Start MATERIAL FOR THIS EXERCISE
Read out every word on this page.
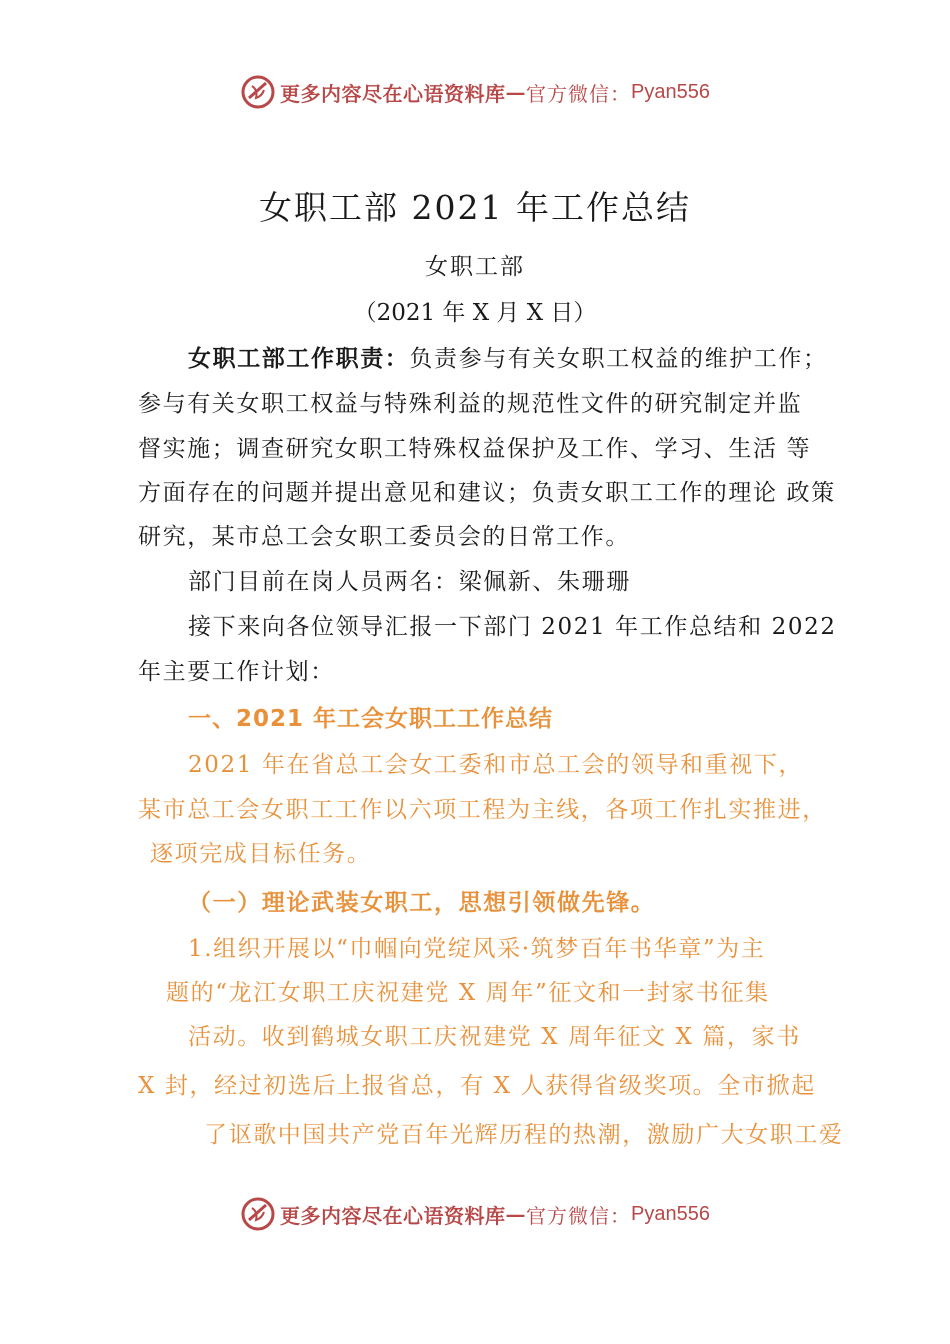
更多内容尽在心语资料库 — 官方微信： Pyan556
女职工部 2021 年工作总结
女职工部
（2021 年 X 月 X 日）
女职工部工作职责：负责参与有关女职工权益的维护工作；
参与有关女职工权益与特殊利益的规范性文件的研究制定并监
督实施；调查研究女职工特殊权益保护及工作、学习、生活 等
方面存在的问题并提出意见和建议；负责女职工工作的理论 政策
研究，某市总工会女职工委员会的日常工作。
部门目前在岗人员两名：梁佩新、朱珊珊
接下来向各位领导汇报一下部门 2021 年工作总结和 2022
年主要工作计划：
一、2021 年工会女职工工作总结
2021 年在省总工会女工委和市总工会的领导和重视下，
某市总工会女职工工作以六项工程为主线，各项工作扎实推进，
逐项完成目标任务。
（一）理论武装女职工，思想引领做先锋。
1.组织开展以“巾帼向党绽风采·筑梦百年书华章”为主
题的“龙江女职工庆祝建党 X 周年”征文和一封家书征集
活动。收到鹤城女职工庆祝建党 X 周年征文 X 篇，家书
X 封，经过初选后上报省总，有 X 人获得省级奖项。全市掀起
了讴歌中国共产党百年光辉历程的热潮，激励广大女职工爱
更多内容尽在心语资料库 — 官方微信： Pyan556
End MATERIAL FOR THIS EXERCISE
**WHAT NEEDS TO BE DONE**
Retype the entries word for word. Omit any images.

**COMPLETE ANSWER**
Read out every word on this page.
更多内容尽在心语资料库 — 官方微信： Pyan556
女职工部 2021 年工作总结
女职工部
（2021 年 X 月 X 日）
女职工部工作职责：负责参与有关女职工权益的维护工作；
参与有关女职工权益与特殊利益的规范性文件的研究制定并监
督实施；调查研究女职工特殊权益保护及工作、学习、生活 等
方面存在的问题并提出意见和建议；负责女职工工作的理论 政策
研究，某市总工会女职工委员会的日常工作。
部门目前在岗人员两名：梁佩新、朱珊珊
接下来向各位领导汇报一下部门 2021 年工作总结和 2022
年主要工作计划：
一、2021 年工会女职工工作总结
2021 年在省总工会女工委和市总工会的领导和重视下，
某市总工会女职工工作以六项工程为主线，各项工作扎实推进，
逐项完成目标任务。
（一）理论武装女职工，思想引领做先锋。
1.组织开展以“巾帼向党绽风采·筑梦百年书华章”为主
题的“龙江女职工庆祝建党 X 周年”征文和一封家书征集
活动。收到鹤城女职工庆祝建党 X 周年征文 X 篇，家书
X 封，经过初选后上报省总，有 X 人获得省级奖项。全市掀起
了讴歌中国共产党百年光辉历程的热潮，激励广大女职工爱
更多内容尽在心语资料库 — 官方微信： Pyan556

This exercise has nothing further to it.